** begin Exercise materials **

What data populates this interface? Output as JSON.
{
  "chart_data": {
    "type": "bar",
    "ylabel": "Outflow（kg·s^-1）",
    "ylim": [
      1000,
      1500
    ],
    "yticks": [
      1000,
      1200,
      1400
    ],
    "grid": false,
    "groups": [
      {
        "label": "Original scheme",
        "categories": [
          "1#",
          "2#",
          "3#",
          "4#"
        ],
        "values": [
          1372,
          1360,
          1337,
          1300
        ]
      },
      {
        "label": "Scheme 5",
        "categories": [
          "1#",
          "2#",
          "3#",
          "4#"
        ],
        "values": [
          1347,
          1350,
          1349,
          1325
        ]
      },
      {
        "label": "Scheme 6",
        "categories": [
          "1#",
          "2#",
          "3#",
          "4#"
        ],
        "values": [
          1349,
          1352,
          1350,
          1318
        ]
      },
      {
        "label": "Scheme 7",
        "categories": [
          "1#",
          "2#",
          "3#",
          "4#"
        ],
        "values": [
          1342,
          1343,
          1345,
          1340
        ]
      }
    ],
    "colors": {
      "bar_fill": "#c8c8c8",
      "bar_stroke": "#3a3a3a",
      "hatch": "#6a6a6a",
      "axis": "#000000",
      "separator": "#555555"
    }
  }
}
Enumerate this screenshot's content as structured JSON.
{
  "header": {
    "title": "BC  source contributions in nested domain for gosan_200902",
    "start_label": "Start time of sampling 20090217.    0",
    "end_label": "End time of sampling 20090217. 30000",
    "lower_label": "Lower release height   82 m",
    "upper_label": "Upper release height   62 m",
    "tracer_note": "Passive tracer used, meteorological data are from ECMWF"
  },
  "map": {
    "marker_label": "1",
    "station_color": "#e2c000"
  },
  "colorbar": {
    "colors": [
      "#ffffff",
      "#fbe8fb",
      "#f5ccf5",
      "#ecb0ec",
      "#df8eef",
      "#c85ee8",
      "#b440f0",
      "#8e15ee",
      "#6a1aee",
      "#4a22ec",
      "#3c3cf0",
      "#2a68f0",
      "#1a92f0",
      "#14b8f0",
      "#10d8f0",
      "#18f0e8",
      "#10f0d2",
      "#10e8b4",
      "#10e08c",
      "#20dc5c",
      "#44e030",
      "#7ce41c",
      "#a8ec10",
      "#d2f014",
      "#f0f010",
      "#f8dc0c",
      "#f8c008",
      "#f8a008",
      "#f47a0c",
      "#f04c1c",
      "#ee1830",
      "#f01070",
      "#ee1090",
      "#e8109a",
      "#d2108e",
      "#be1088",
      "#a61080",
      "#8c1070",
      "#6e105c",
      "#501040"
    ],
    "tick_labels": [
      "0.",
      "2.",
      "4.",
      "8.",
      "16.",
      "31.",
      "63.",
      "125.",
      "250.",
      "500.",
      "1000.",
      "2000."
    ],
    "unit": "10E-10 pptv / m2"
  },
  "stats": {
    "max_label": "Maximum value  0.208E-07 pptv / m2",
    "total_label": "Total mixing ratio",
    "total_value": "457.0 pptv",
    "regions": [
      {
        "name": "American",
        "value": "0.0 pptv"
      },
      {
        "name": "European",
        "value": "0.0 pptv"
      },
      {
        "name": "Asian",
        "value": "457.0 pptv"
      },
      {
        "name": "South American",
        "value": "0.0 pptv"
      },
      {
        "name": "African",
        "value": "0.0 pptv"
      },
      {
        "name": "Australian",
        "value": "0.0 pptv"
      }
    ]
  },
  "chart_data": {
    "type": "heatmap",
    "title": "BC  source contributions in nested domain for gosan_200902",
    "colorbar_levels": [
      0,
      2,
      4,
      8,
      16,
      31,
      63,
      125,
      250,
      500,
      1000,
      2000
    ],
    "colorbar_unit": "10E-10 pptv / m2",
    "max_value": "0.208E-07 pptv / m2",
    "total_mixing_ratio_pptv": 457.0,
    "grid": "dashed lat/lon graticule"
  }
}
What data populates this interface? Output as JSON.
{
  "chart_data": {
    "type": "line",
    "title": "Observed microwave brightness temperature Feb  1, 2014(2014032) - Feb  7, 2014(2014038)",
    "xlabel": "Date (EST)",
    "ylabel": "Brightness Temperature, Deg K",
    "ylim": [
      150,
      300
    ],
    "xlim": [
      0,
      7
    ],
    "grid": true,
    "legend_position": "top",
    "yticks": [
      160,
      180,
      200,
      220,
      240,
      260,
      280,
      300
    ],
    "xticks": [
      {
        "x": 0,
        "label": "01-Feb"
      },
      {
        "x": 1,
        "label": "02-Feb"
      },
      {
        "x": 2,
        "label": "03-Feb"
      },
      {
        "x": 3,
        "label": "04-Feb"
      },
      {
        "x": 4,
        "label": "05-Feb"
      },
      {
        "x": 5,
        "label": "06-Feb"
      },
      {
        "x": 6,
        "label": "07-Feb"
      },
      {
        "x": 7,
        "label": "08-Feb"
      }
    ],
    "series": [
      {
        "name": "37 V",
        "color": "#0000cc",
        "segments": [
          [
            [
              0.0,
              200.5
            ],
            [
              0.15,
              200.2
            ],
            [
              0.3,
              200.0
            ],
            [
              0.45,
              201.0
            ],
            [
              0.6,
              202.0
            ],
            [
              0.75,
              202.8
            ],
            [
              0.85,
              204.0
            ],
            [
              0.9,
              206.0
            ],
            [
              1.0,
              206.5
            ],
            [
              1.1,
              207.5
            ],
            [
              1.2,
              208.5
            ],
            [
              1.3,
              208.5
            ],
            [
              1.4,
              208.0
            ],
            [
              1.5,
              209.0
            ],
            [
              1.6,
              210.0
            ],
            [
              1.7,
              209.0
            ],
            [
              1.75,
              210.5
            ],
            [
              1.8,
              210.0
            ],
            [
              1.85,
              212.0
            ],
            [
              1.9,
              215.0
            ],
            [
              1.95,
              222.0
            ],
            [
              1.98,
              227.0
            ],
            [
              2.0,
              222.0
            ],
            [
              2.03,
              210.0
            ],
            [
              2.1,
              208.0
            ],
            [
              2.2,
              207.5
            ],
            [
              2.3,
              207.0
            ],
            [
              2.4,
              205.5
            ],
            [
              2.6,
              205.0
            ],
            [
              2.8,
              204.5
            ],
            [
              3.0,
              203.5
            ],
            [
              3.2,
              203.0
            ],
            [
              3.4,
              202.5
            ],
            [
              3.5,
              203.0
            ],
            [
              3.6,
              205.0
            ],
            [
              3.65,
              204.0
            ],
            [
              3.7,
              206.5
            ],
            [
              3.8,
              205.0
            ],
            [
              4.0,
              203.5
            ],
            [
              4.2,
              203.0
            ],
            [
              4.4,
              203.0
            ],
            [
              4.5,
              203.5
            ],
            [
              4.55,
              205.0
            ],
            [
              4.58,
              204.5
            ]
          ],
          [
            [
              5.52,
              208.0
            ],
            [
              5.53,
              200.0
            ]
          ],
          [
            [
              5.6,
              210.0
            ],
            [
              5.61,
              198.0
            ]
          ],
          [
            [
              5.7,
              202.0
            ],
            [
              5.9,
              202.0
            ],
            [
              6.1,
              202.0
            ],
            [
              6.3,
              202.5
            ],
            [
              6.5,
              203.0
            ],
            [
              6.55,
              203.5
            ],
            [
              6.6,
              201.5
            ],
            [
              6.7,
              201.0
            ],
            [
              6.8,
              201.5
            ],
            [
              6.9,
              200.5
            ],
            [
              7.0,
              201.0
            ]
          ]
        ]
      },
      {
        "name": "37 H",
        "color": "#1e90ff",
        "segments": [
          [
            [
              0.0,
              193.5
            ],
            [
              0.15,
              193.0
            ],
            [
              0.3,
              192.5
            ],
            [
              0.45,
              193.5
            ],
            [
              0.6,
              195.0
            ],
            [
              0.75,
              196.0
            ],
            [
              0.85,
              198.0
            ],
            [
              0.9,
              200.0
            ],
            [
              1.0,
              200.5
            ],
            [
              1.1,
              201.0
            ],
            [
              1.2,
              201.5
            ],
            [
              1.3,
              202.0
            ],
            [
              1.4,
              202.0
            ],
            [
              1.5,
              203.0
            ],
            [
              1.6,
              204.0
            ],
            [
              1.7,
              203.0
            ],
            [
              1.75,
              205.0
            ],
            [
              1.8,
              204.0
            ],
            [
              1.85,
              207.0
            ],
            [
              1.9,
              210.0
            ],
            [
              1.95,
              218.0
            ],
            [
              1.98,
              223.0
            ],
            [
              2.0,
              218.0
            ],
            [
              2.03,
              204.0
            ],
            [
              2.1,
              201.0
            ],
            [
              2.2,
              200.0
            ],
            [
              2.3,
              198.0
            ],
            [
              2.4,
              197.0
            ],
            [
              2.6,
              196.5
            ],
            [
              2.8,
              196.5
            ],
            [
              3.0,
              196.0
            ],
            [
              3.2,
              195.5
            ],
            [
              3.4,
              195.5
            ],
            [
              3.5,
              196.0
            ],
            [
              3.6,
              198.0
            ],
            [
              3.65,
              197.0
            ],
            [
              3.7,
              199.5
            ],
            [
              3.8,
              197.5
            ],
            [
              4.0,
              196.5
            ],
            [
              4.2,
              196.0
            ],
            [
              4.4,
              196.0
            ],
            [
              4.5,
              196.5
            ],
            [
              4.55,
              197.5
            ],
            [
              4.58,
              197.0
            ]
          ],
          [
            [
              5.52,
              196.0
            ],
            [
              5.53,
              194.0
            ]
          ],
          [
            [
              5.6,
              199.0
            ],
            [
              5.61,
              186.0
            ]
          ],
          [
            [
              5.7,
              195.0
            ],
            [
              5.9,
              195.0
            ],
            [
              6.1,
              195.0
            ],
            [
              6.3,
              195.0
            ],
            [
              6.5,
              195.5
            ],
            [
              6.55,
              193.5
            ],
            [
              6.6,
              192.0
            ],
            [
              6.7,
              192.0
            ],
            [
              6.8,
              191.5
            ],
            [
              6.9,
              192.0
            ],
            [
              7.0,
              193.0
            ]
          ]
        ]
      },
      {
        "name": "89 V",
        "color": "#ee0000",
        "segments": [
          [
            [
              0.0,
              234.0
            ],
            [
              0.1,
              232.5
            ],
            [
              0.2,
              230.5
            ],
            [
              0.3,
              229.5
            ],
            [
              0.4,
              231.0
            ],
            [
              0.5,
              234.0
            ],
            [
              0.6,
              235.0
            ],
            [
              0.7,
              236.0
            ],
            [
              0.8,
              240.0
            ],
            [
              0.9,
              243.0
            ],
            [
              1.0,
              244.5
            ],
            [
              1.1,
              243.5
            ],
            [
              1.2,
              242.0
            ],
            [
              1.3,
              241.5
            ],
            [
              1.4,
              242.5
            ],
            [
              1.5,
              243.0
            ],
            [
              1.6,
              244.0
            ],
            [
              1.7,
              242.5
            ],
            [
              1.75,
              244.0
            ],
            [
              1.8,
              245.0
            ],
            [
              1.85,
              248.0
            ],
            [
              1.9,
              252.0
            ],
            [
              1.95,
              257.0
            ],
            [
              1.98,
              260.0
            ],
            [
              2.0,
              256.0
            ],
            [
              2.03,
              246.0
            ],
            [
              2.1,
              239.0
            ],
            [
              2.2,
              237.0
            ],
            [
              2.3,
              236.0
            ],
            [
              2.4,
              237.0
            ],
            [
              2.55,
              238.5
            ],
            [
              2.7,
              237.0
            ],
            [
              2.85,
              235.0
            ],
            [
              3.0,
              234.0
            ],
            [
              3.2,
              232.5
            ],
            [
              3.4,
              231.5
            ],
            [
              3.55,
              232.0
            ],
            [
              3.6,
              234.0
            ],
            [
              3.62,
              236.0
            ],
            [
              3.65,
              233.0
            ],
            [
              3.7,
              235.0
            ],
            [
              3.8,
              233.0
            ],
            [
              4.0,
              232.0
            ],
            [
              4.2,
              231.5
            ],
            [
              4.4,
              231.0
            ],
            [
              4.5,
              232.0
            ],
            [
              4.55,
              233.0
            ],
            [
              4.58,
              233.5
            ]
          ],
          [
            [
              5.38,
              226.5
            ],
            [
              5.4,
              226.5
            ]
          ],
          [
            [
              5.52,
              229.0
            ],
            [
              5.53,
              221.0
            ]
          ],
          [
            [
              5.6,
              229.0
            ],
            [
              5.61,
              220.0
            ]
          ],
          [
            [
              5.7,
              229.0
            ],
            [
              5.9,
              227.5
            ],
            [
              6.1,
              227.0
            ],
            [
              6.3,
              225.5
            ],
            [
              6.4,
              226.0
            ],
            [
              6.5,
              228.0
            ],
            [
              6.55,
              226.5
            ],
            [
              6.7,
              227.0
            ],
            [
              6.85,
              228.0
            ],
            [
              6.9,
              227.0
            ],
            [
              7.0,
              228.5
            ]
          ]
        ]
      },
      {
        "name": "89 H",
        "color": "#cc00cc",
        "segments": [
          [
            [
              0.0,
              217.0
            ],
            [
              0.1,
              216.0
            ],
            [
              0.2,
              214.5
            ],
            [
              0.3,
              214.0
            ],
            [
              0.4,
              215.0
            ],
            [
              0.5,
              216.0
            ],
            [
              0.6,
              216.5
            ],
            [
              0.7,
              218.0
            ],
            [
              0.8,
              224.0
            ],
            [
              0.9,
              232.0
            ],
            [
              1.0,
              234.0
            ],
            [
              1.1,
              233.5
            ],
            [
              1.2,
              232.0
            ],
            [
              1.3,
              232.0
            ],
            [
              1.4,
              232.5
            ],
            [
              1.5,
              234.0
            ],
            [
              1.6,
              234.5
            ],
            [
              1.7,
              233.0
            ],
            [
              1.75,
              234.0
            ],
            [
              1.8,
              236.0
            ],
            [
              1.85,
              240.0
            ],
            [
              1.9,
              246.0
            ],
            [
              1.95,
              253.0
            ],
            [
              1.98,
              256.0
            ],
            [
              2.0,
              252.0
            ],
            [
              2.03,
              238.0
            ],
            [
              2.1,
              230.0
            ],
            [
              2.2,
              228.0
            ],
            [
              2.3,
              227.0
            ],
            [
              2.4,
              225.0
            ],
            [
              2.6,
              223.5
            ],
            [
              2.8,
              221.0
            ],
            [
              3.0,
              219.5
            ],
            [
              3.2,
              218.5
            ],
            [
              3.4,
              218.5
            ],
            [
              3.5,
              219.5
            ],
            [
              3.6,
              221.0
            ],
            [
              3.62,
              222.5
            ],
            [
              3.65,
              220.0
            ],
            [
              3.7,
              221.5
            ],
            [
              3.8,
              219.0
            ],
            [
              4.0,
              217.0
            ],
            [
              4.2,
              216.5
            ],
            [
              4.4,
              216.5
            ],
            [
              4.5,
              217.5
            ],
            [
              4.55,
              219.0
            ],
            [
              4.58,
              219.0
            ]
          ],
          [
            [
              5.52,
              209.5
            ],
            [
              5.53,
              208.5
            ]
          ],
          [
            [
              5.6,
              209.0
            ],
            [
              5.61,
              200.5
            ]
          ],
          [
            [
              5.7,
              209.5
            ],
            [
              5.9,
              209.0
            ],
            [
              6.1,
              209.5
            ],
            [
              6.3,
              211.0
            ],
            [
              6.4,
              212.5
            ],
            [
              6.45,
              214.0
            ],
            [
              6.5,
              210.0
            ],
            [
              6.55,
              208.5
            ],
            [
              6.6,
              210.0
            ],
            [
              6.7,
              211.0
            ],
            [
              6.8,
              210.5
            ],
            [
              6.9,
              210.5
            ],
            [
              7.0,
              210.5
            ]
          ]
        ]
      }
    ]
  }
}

** end Exercise materials **

- **Written task**: Reply with one number only, the count of lines above that hold the string "time".

- **Exercise result**: 2